PROBLEM DESCRIPTION>
Find all lines in the listing that include the word "odpowiedzialnego", then copy them.

---------- DATASET RECORDS ----------

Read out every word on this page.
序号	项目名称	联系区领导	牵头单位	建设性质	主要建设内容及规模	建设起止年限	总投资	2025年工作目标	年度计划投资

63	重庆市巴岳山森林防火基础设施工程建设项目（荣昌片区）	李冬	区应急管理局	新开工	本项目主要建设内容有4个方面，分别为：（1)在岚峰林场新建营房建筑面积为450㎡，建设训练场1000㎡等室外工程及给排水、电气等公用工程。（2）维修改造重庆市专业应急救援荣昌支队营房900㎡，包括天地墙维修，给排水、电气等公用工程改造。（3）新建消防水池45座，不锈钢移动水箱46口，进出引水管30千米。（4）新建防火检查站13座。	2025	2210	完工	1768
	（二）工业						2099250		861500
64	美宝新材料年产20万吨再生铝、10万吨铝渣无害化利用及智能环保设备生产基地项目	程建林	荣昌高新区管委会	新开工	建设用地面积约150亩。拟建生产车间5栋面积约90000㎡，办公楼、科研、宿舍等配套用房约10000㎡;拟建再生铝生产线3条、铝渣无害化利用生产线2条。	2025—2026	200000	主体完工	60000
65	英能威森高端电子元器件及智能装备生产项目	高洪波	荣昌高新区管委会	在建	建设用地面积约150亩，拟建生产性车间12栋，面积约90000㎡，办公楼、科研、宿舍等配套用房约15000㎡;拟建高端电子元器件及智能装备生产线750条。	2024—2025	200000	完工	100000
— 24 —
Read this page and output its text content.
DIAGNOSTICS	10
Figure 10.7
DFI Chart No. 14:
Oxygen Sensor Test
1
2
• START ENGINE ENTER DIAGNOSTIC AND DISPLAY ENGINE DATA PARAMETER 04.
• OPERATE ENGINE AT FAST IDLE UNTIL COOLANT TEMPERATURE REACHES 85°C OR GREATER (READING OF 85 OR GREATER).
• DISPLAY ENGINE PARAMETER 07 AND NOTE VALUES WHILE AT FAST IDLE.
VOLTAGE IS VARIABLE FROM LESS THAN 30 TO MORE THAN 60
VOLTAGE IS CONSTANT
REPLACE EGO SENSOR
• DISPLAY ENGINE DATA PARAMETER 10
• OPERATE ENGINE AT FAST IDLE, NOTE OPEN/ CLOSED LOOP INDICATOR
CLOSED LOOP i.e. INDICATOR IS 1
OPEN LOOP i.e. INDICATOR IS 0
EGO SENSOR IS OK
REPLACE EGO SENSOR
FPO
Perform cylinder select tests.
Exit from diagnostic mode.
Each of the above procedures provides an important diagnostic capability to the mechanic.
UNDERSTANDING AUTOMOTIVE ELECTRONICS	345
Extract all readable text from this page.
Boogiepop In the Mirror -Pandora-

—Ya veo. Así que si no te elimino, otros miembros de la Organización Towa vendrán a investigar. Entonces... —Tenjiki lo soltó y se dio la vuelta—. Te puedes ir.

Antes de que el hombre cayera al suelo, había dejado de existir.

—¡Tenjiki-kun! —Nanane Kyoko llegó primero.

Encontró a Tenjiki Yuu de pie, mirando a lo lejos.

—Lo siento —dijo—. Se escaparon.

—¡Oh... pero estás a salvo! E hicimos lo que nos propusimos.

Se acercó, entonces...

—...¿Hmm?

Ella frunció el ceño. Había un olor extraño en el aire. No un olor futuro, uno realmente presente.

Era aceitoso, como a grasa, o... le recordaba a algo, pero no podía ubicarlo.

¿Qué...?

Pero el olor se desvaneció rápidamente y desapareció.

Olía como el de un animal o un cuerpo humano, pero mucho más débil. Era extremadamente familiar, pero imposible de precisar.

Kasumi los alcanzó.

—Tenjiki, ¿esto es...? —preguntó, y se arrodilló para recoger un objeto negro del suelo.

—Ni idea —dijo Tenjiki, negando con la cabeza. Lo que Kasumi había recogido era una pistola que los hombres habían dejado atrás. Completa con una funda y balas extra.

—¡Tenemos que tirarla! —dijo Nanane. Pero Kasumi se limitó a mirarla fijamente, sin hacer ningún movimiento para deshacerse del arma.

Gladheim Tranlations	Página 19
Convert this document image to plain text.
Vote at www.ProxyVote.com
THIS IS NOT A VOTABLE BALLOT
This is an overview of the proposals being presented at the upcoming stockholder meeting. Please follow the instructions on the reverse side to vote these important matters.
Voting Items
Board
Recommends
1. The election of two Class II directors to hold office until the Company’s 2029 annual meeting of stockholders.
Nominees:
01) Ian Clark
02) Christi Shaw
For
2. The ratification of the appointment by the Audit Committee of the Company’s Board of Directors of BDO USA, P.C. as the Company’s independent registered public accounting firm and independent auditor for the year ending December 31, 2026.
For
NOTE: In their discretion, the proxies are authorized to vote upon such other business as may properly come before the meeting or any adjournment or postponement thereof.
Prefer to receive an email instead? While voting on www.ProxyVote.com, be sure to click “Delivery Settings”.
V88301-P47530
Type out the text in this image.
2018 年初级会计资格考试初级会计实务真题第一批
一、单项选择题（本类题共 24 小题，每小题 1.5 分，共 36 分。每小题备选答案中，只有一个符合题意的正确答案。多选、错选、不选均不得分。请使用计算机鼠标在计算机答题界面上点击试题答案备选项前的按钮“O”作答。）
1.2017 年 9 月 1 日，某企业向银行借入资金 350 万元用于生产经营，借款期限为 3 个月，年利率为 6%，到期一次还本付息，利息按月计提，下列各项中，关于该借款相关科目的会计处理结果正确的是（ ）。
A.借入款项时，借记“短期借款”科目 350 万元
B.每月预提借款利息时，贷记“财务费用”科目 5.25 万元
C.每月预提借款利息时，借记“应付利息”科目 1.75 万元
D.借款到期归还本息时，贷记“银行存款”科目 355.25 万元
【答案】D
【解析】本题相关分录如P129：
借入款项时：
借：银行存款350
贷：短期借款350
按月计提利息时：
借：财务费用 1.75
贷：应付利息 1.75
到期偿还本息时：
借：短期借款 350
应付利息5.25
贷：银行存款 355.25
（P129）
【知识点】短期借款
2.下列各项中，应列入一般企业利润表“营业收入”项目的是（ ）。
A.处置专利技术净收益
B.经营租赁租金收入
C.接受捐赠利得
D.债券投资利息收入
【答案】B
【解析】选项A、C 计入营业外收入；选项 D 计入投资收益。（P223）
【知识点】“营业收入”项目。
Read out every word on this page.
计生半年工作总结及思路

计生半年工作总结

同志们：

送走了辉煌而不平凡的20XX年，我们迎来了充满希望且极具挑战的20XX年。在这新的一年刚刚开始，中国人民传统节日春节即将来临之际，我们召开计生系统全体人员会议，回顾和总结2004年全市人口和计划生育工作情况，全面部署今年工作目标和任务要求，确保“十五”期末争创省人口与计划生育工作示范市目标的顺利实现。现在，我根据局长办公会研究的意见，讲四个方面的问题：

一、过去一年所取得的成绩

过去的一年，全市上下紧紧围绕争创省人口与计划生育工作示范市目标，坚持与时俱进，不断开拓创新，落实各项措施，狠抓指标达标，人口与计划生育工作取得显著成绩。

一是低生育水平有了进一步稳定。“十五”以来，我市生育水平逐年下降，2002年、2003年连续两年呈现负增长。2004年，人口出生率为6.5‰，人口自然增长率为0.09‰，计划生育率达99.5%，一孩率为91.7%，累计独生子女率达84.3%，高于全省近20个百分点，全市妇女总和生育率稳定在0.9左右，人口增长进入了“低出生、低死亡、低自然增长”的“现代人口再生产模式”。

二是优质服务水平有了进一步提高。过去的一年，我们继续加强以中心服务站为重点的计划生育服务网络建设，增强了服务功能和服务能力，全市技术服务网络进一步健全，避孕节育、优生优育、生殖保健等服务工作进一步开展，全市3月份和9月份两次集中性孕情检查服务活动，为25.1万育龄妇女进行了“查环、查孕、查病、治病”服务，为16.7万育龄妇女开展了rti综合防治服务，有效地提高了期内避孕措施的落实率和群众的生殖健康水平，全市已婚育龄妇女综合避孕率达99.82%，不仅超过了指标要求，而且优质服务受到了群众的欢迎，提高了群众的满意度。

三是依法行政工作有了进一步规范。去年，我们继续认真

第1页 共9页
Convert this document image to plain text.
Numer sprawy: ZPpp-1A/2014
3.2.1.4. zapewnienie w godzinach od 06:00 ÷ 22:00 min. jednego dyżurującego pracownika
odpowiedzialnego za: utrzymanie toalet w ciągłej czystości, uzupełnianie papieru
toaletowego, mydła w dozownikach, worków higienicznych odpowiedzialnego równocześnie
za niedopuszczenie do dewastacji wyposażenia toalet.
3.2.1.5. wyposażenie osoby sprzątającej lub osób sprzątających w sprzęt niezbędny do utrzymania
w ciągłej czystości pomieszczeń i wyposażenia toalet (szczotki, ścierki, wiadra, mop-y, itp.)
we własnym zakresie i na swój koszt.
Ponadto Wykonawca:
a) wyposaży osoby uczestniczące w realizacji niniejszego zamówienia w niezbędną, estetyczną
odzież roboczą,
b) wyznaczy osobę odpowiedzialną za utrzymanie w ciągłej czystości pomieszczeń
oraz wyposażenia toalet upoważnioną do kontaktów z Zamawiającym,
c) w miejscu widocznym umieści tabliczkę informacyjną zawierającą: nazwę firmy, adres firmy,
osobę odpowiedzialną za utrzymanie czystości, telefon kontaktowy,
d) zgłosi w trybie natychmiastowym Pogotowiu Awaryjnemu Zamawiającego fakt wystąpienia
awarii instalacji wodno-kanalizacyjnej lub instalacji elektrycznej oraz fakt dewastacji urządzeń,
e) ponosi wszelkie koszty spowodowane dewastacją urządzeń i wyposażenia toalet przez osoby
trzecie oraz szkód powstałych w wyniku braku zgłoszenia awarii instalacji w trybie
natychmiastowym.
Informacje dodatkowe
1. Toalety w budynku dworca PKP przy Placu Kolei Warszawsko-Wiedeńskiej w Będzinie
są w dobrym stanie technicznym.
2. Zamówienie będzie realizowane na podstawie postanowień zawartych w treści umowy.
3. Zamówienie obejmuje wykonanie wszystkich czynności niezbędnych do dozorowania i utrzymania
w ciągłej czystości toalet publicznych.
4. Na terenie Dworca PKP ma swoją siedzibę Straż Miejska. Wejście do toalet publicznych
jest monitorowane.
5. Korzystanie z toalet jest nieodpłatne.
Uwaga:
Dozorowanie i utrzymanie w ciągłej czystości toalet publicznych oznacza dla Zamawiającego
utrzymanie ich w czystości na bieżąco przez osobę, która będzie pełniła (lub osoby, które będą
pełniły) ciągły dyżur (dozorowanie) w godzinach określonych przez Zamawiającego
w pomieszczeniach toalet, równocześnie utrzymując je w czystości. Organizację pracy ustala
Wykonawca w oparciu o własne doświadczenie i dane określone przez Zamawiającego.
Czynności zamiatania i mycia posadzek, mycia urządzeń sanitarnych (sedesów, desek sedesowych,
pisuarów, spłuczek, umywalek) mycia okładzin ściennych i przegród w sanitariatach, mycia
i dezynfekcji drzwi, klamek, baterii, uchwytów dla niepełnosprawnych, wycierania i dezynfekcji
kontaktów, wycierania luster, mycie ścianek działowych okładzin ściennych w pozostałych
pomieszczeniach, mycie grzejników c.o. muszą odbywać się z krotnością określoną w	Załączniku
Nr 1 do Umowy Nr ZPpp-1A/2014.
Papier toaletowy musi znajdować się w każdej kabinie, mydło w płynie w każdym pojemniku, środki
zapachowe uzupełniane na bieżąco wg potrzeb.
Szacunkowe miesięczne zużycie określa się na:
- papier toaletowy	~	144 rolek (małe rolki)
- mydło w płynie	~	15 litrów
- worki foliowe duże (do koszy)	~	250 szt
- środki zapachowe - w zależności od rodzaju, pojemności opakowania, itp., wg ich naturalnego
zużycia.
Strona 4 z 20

----------

SOLUTION FOR THIS TASK>
odpowiedzialnego za: utrzymanie toalet w ciągłej czystości, uzupełnianie papieru
toaletowego, mydła w dozownikach, worków higienicznych odpowiedzialnego równocześnie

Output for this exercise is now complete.